■ **The task**
Set down each entry from the block beneath, exactly as written.

■ **Entries**
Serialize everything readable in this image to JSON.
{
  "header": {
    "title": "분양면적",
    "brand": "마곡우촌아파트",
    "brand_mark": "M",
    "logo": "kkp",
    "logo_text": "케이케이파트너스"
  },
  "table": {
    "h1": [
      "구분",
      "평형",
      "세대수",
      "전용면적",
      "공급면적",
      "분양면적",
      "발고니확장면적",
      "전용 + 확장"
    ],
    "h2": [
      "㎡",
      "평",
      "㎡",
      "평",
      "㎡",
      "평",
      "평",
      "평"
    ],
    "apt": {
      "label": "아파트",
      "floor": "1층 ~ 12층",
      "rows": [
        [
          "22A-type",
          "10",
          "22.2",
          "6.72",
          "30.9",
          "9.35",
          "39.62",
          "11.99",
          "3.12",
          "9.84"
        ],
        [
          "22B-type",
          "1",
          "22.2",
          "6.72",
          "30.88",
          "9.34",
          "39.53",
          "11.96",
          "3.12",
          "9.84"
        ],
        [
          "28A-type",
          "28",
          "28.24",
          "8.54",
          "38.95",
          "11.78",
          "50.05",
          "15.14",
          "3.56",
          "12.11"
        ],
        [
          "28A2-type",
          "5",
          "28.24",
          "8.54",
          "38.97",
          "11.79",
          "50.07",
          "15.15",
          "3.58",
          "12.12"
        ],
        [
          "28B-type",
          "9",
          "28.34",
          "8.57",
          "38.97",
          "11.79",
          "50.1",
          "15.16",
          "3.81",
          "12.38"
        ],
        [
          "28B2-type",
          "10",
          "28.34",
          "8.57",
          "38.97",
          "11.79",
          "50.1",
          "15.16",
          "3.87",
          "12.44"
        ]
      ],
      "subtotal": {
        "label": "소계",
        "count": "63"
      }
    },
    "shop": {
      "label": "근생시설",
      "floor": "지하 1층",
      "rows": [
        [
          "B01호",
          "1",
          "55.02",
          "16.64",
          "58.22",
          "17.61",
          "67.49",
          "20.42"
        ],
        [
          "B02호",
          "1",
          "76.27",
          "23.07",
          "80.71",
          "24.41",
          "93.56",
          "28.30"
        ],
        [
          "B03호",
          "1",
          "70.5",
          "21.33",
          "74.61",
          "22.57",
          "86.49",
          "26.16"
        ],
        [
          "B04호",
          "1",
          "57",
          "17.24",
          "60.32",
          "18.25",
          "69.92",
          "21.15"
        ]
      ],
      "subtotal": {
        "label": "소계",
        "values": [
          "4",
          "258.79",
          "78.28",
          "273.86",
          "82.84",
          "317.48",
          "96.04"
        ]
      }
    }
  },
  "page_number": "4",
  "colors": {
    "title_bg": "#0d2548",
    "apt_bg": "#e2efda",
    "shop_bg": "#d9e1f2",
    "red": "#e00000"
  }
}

■ **Task solution**
Serialize everything readable in this image to JSON.
{
  "header": {
    "title": "분양면적",
    "brand": "마곡우촌아파트",
    "brand_mark": "M",
    "logo": "kkp",
    "logo_text": "케이케이파트너스"
  },
  "table": {
    "h1": [
      "구분",
      "평형",
      "세대수",
      "전용면적",
      "공급면적",
      "분양면적",
      "발고니확장면적",
      "전용 + 확장"
    ],
    "h2": [
      "㎡",
      "평",
      "㎡",
      "평",
      "㎡",
      "평",
      "평",
      "평"
    ],
    "apt": {
      "label": "아파트",
      "floor": "1층 ~ 12층",
      "rows": [
        [
          "22A-type",
          "10",
          "22.2",
          "6.72",
          "30.9",
          "9.35",
          "39.62",
          "11.99",
          "3.12",
          "9.84"
        ],
        [
          "22B-type",
          "1",
          "22.2",
          "6.72",
          "30.88",
          "9.34",
          "39.53",
          "11.96",
          "3.12",
          "9.84"
        ],
        [
          "28A-type",
          "28",
          "28.24",
          "8.54",
          "38.95",
          "11.78",
          "50.05",
          "15.14",
          "3.56",
          "12.11"
        ],
        [
          "28A2-type",
          "5",
          "28.24",
          "8.54",
          "38.97",
          "11.79",
          "50.07",
          "15.15",
          "3.58",
          "12.12"
        ],
        [
          "28B-type",
          "9",
          "28.34",
          "8.57",
          "38.97",
          "11.79",
          "50.1",
          "15.16",
          "3.81",
          "12.38"
        ],
        [
          "28B2-type",
          "10",
          "28.34",
          "8.57",
          "38.97",
          "11.79",
          "50.1",
          "15.16",
          "3.87",
          "12.44"
        ]
      ],
      "subtotal": {
        "label": "소계",
        "count": "63"
      }
    },
    "shop": {
      "label": "근생시설",
      "floor": "지하 1층",
      "rows": [
        [
          "B01호",
          "1",
          "55.02",
          "16.64",
          "58.22",
          "17.61",
          "67.49",
          "20.42"
        ],
        [
          "B02호",
          "1",
          "76.27",
          "23.07",
          "80.71",
          "24.41",
          "93.56",
          "28.30"
        ],
        [
          "B03호",
          "1",
          "70.5",
          "21.33",
          "74.61",
          "22.57",
          "86.49",
          "26.16"
        ],
        [
          "B04호",
          "1",
          "57",
          "17.24",
          "60.32",
          "18.25",
          "69.92",
          "21.15"
        ]
      ],
      "subtotal": {
        "label": "소계",
        "values": [
          "4",
          "258.79",
          "78.28",
          "273.86",
          "82.84",
          "317.48",
          "96.04"
        ]
      }
    }
  },
  "page_number": "4",
  "colors": {
    "title_bg": "#0d2548",
    "apt_bg": "#e2efda",
    "shop_bg": "#d9e1f2",
    "red": "#e00000"
  }
}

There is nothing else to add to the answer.